• Exercise instructions:
Convert the records between the lines holding "- bullets-icon[interactable]: ≡: [344, 58, 364, 78]" and "- line-spacing-icon[interactable]: ↕: [428, 80, 448, 100]", inclusive, into a numbered list with blank lines left out.

• The input:
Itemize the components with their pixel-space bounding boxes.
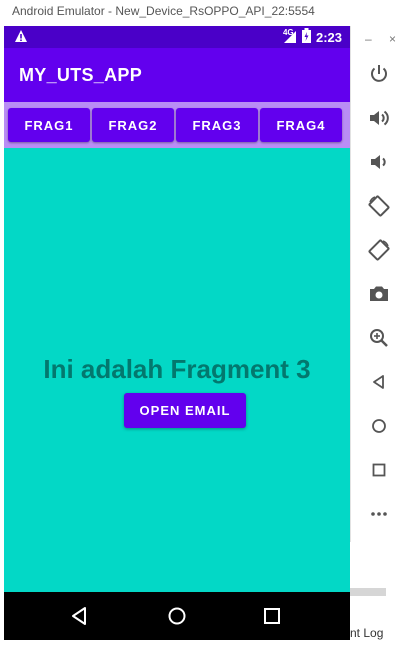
nav-back-icon[interactable]: [68, 604, 92, 628]
rotate-right-icon[interactable]: [367, 238, 391, 262]
frag1-button[interactable]: FRAG1: [8, 108, 90, 142]
close-button[interactable]: ×: [389, 32, 396, 46]
frag3-button[interactable]: FRAG3: [176, 108, 258, 142]
nav-home-icon[interactable]: [165, 604, 189, 628]
window-title: Android Emulator - New_Device_RsOPPO_API…: [0, 0, 406, 22]
scrollbar[interactable]: [350, 588, 386, 596]
fragment-content: Ini adalah Fragment 3 OPEN EMAIL: [4, 148, 350, 592]
volume-down-icon[interactable]: [367, 150, 391, 174]
rotate-left-icon[interactable]: [367, 194, 391, 218]
nav-recents-icon[interactable]: [260, 604, 284, 628]
app-bar-title: MY_UTS_APP: [4, 48, 350, 102]
signal-icon: 4G: [282, 28, 297, 44]
overview-icon[interactable]: [367, 458, 391, 482]
volume-up-icon[interactable]: [367, 106, 391, 130]
fragment-heading: Ini adalah Fragment 3: [43, 354, 311, 384]
open-email-button[interactable]: OPEN EMAIL: [124, 393, 246, 428]
status-bar: 4G 2:23: [4, 26, 350, 48]
warning-icon: [14, 29, 28, 46]
camera-icon[interactable]: [367, 282, 391, 306]
emulator-toolbar: – ×: [350, 26, 406, 542]
more-icon[interactable]: [367, 502, 391, 526]
fragment-tab-bar: FRAG1 FRAG2 FRAG3 FRAG4: [4, 102, 350, 148]
network-type-label: 4G: [282, 28, 294, 37]
power-icon[interactable]: [367, 62, 391, 86]
minimize-button[interactable]: –: [365, 32, 372, 46]
home-icon[interactable]: [367, 414, 391, 438]
log-tab-label[interactable]: nt Log: [350, 626, 383, 640]
battery-icon: [301, 28, 311, 46]
device-screen: 4G 2:23 MY_UTS_APP FRAG1 FRAG2 FRAG3 FRA…: [4, 26, 350, 640]
navigation-bar: [4, 592, 350, 640]
frag2-button[interactable]: FRAG2: [92, 108, 174, 142]
zoom-icon[interactable]: [367, 326, 391, 350]
clock: 2:23: [315, 29, 342, 45]
back-icon[interactable]: [367, 370, 391, 394]
frag4-button[interactable]: FRAG4: [260, 108, 342, 142]
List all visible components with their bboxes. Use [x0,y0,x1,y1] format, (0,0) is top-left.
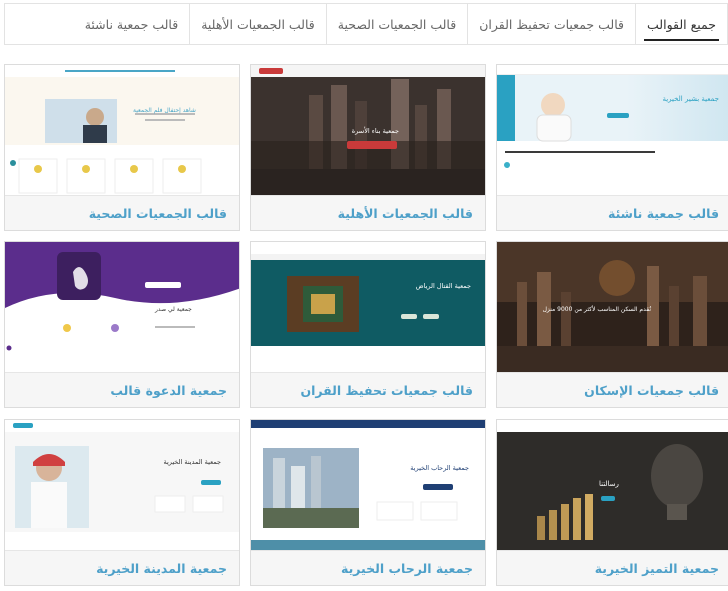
template-name: جمعية الدعوة قالب [110,382,227,398]
template-thumbnail: جمعية القتال الرياض [251,242,485,374]
template-card-footer: جمعية الرحاب الخيرية [251,550,485,585]
hero-illustration [251,242,485,346]
template-card-footer: قالب الجمعيات الصحية [5,195,239,230]
hero-illustration [5,65,239,194]
template-name: جمعية المدينة الخيرية [96,560,227,576]
hero-illustration [5,420,239,532]
template-thumbnail: جمعية لي صدر [5,242,239,374]
template-thumbnail: رسالتنا [497,420,728,552]
tab-all-templates[interactable]: جميع القوالب [635,4,727,44]
tab-quran-associations[interactable]: قالب جمعيات تحفيظ القران [467,4,635,44]
template-card[interactable]: جمعية بشير الخيرية قالب جمعية ناشئة [496,64,728,231]
template-card-footer: جمعية الدعوة قالب [5,372,239,407]
template-name: قالب جمعيات تحفيظ القران [300,382,473,398]
thumbnail-hero-text: نُقدم السكن المناسب لأكثر من 9000 منزل [542,306,651,313]
thumbnail-hero-text: شاهد إحتفال فلم الجمعية [133,107,196,114]
template-thumbnail: جمعية المدينة الخيرية [5,420,239,552]
template-card-footer: جمعية المدينة الخيرية [5,550,239,585]
hero-illustration [5,242,239,351]
template-name: جمعية الرحاب الخيرية [341,560,473,576]
thumbnail-hero-text: جمعية لي صدر [155,306,192,313]
template-name: قالب جمعية ناشئة [608,205,719,221]
template-card[interactable]: جمعية القتال الرياض قالب جمعيات تحفيظ ال… [250,241,486,408]
tab-label: قالب الجمعيات الصحية [337,16,457,32]
tab-label: قالب جمعية ناشئة [84,16,179,32]
template-name: قالب جمعيات الإسكان [584,382,719,398]
template-card[interactable]: نُقدم السكن المناسب لأكثر من 9000 منزل ق… [496,241,728,408]
template-name: قالب الجمعيات الأهلية [337,205,473,221]
template-thumbnail: جمعية بناء الأسرة [251,65,485,197]
thumbnail-hero-text: جمعية المدينة الخيرية [163,458,221,466]
tab-label: قالب الجمعيات الأهلية [201,16,315,32]
tab-health-associations[interactable]: قالب الجمعيات الصحية [325,4,467,44]
thumbnail-hero-text: جمعية بشير الخيرية [662,95,719,103]
template-thumbnail: نُقدم السكن المناسب لأكثر من 9000 منزل [497,242,728,374]
template-card[interactable]: رسالتنا جمعية التميز الخيرية [496,419,728,586]
thumbnail-hero-text: رسالتنا [599,480,619,488]
template-thumbnail: شاهد إحتفال فلم الجمعية [5,65,239,197]
template-card-footer: قالب الجمعيات الأهلية [251,195,485,230]
template-card[interactable]: شاهد إحتفال فلم الجمعية قالب الجمعيات ال… [4,64,240,231]
template-card-footer: قالب جمعية ناشئة [497,195,728,230]
thumbnail-hero-text: جمعية الرحاب الخيرية [410,464,469,472]
template-card[interactable]: جمعية المدينة الخيرية جمعية المدينة الخي… [4,419,240,586]
template-filter-tabs: جميع القوالب قالب جمعيات تحفيظ القران قا… [4,3,728,45]
template-card[interactable]: جمعية الرحاب الخيرية جمعية الرحاب الخيري… [250,419,486,586]
tab-label: جميع القوالب [647,16,716,32]
hero-illustration [251,420,485,552]
hero-illustration [497,75,655,168]
template-card[interactable]: جمعية لي صدر جمعية الدعوة قالب [4,241,240,408]
thumbnail-hero-text: جمعية القتال الرياض [415,282,471,290]
template-name: قالب الجمعيات الصحية [88,205,227,221]
template-card-footer: قالب جمعيات الإسكان [497,372,728,407]
tab-emerging-association[interactable]: قالب جمعية ناشئة [74,4,190,44]
template-card[interactable]: جمعية بناء الأسرة قالب الجمعيات الأهلية [250,64,486,231]
template-card-footer: قالب جمعيات تحفيظ القران [251,372,485,407]
template-thumbnail: جمعية بشير الخيرية [497,65,728,197]
tab-label: قالب جمعيات تحفيظ القران [479,16,625,32]
thumbnail-hero-text: جمعية بناء الأسرة [351,127,399,135]
template-name: جمعية التميز الخيرية [594,560,719,576]
template-card-footer: جمعية التميز الخيرية [497,550,728,585]
template-thumbnail: جمعية الرحاب الخيرية [251,420,485,552]
tab-civil-associations[interactable]: قالب الجمعيات الأهلية [189,4,326,44]
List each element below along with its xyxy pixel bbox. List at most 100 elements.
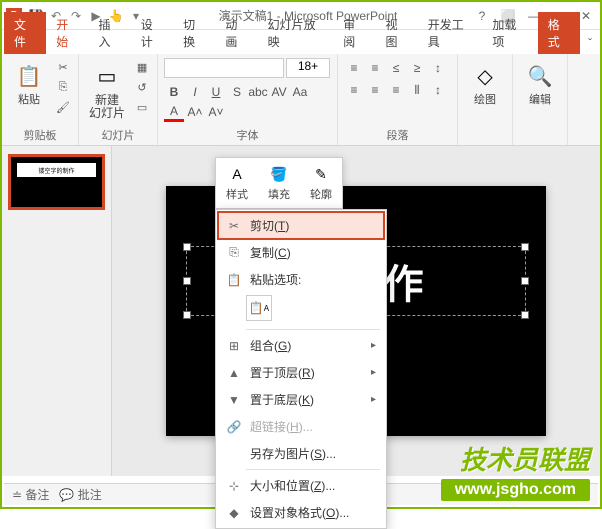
- bullets-icon[interactable]: ≡: [344, 58, 364, 78]
- font-size-select[interactable]: 18+: [286, 58, 330, 78]
- section-icon[interactable]: ▭: [133, 98, 151, 116]
- italic-button[interactable]: I: [185, 82, 205, 102]
- fill-icon: 🪣: [269, 164, 289, 184]
- ctx-front-label: 置于顶层(R): [250, 364, 315, 381]
- size-position-icon: ⊹: [226, 479, 242, 493]
- paste-ctx-icon: 📋: [226, 273, 242, 287]
- ctx-hyperlink: 🔗 超链接(H)...: [218, 413, 384, 440]
- ctx-format-label: 设置对象格式(O)...: [250, 504, 349, 521]
- align-left-icon[interactable]: ≡: [344, 80, 364, 100]
- ctx-format-object[interactable]: ◆ 设置对象格式(O)...: [218, 499, 384, 526]
- line-spacing-icon[interactable]: ↕: [428, 80, 448, 100]
- tab-addins[interactable]: 加载项: [482, 12, 535, 54]
- collapse-ribbon-icon[interactable]: ˇ: [580, 32, 600, 54]
- ctx-save-as-image[interactable]: 另存为图片(S)...: [218, 440, 384, 467]
- drawing-button[interactable]: ◇ 绘图: [464, 58, 506, 108]
- ctx-link-label: 超链接(H)...: [250, 418, 313, 435]
- tab-slideshow[interactable]: 幻灯片放映: [258, 12, 334, 54]
- align-right-icon[interactable]: ≡: [386, 80, 406, 100]
- group-font-label: 字体: [164, 125, 331, 143]
- style-tool[interactable]: A 样式: [220, 162, 254, 204]
- ctx-size-position[interactable]: ⊹ 大小和位置(Z)...: [218, 472, 384, 499]
- watermark-url: www.jsgho.com: [441, 479, 590, 501]
- group-drawing: ◇ 绘图: [458, 54, 513, 145]
- notes-button[interactable]: ≐ 备注: [12, 486, 49, 503]
- ribbon-tabs: 文件 开始 插入 设计 切换 动画 幻灯片放映 审阅 视图 开发工具 加载项 格…: [2, 30, 600, 54]
- tab-view[interactable]: 视图: [376, 12, 418, 54]
- tab-transitions[interactable]: 切换: [173, 12, 215, 54]
- tab-review[interactable]: 审阅: [333, 12, 375, 54]
- ctx-copy[interactable]: ⎘ 复制(C): [218, 239, 384, 266]
- clear-format-button[interactable]: Aa: [290, 82, 310, 102]
- hyperlink-icon: 🔗: [226, 420, 242, 434]
- ctx-saveimg-label: 另存为图片(S)...: [250, 445, 336, 462]
- ctx-paste-label: 粘贴选项:: [250, 271, 301, 288]
- new-slide-button[interactable]: ▭ 新建幻灯片: [85, 58, 129, 122]
- fill-tool[interactable]: 🪣 填充: [262, 162, 296, 204]
- resize-handle-ml[interactable]: [183, 277, 191, 285]
- ctx-cut[interactable]: ✂ 剪切(T): [218, 212, 384, 239]
- editing-button[interactable]: 🔍 编辑: [519, 58, 561, 108]
- tab-design[interactable]: 设计: [131, 12, 173, 54]
- group-slides-label: 幻灯片: [85, 125, 151, 143]
- paste-button[interactable]: 📋 粘贴: [8, 58, 50, 108]
- scissors-icon: ✂: [226, 219, 242, 233]
- style-label: 样式: [226, 186, 248, 202]
- align-center-icon[interactable]: ≡: [365, 80, 385, 100]
- indent-dec-icon[interactable]: ≤: [386, 58, 406, 78]
- copy-icon[interactable]: ⎘: [54, 78, 72, 96]
- submenu-arrow-icon: ▸: [371, 340, 376, 351]
- ctx-send-back[interactable]: ▼ 置于底层(K) ▸: [218, 386, 384, 413]
- context-menu: ✂ 剪切(T) ⎘ 复制(C) 📋 粘贴选项: 📋A ⊞ 组合(G) ▸ ▲ 置…: [215, 209, 387, 529]
- slide-thumbnails-panel: 1 镂空字的制作: [2, 146, 112, 476]
- outline-tool[interactable]: ✎ 轮廓: [304, 162, 338, 204]
- resize-handle-br[interactable]: [521, 311, 529, 319]
- numbering-icon[interactable]: ≡: [365, 58, 385, 78]
- reset-icon[interactable]: ↺: [133, 78, 151, 96]
- slide-thumbnail-1[interactable]: 镂空字的制作: [8, 154, 105, 210]
- bring-front-icon: ▲: [226, 366, 242, 380]
- editing-label: 编辑: [529, 94, 551, 106]
- group-font: 18+ B I U S abc AV Aa A A˄ A˅ 字体: [158, 54, 338, 145]
- resize-handle-bl[interactable]: [183, 311, 191, 319]
- underline-button[interactable]: U: [206, 82, 226, 102]
- tab-home[interactable]: 开始: [46, 12, 88, 54]
- ctx-group[interactable]: ⊞ 组合(G) ▸: [218, 332, 384, 359]
- ctx-back-label: 置于底层(K): [250, 391, 314, 408]
- tab-format[interactable]: 格式: [538, 12, 580, 54]
- group-paragraph: ≡ ≡ ≤ ≥ ↕ ≡ ≡ ≡ ⫴ ↕ 段落: [338, 54, 458, 145]
- tab-insert[interactable]: 插入: [89, 12, 131, 54]
- cut-icon[interactable]: ✂: [54, 58, 72, 76]
- resize-handle-mr[interactable]: [521, 277, 529, 285]
- resize-handle-tl[interactable]: [183, 243, 191, 251]
- spacing-button[interactable]: AV: [269, 82, 289, 102]
- ctx-bring-front[interactable]: ▲ 置于顶层(R) ▸: [218, 359, 384, 386]
- indent-inc-icon[interactable]: ≥: [407, 58, 427, 78]
- columns-icon[interactable]: ⫴: [407, 80, 427, 100]
- copy-ctx-icon: ⎘: [226, 245, 242, 260]
- separator: [246, 329, 380, 330]
- watermark-text: 技术员联盟: [460, 440, 590, 477]
- layout-icon[interactable]: ▦: [133, 58, 151, 76]
- tab-animations[interactable]: 动画: [215, 12, 257, 54]
- decrease-font-button[interactable]: A˅: [206, 102, 226, 122]
- group-clipboard-label: 剪贴板: [8, 125, 72, 143]
- group-clipboard: 📋 粘贴 ✂ ⎘ 🖌 剪贴板: [2, 54, 79, 145]
- tab-developer[interactable]: 开发工具: [418, 12, 483, 54]
- shapes-icon: ◇: [469, 60, 501, 92]
- format-painter-icon[interactable]: 🖌: [54, 98, 72, 116]
- paste-options: 📋A: [218, 293, 384, 327]
- paste-option-keep-text[interactable]: 📋A: [246, 295, 272, 321]
- text-direction-icon[interactable]: ↕: [428, 58, 448, 78]
- font-color-button[interactable]: A: [164, 102, 184, 122]
- submenu-arrow-icon: ▸: [371, 367, 376, 378]
- shadow-button[interactable]: abc: [248, 82, 268, 102]
- ctx-copy-label: 复制(C): [250, 244, 291, 261]
- resize-handle-tr[interactable]: [521, 243, 529, 251]
- font-family-select[interactable]: [164, 58, 284, 78]
- bold-button[interactable]: B: [164, 82, 184, 102]
- comments-button[interactable]: 💬 批注: [59, 486, 101, 503]
- tab-file[interactable]: 文件: [4, 12, 46, 54]
- increase-font-button[interactable]: A˄: [185, 102, 205, 122]
- strike-button[interactable]: S: [227, 82, 247, 102]
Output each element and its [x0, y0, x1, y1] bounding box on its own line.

• Complete answer:
1. - bullets-icon[interactable]: ≡: [344, 58, 364, 78]
2. - font-size-select[interactable]: 18+: [286, 58, 330, 78]
3. - section-icon[interactable]: ▭: [133, 98, 151, 116]
4. - italic-button[interactable]: I: [185, 82, 205, 102]
5. - fill-icon: 🪣: [269, 164, 289, 184]
6. - ctx-front-label: 置于顶层(R): [250, 364, 315, 381]
7. - size-position-icon: ⊹: [226, 479, 242, 493]
8. - paste-ctx-icon: 📋: [226, 273, 242, 287]
9. - ctx-hyperlink: 🔗 超链接(H)...: [218, 413, 384, 440]
10. - ctx-format-label: 设置对象格式(O)...: [250, 504, 349, 521]
11. - align-left-icon[interactable]: ≡: [344, 80, 364, 100]
12. - ctx-format-object[interactable]: ◆ 设置对象格式(O)...: [218, 499, 384, 526]
13. - line-spacing-icon[interactable]: ↕: [428, 80, 448, 100]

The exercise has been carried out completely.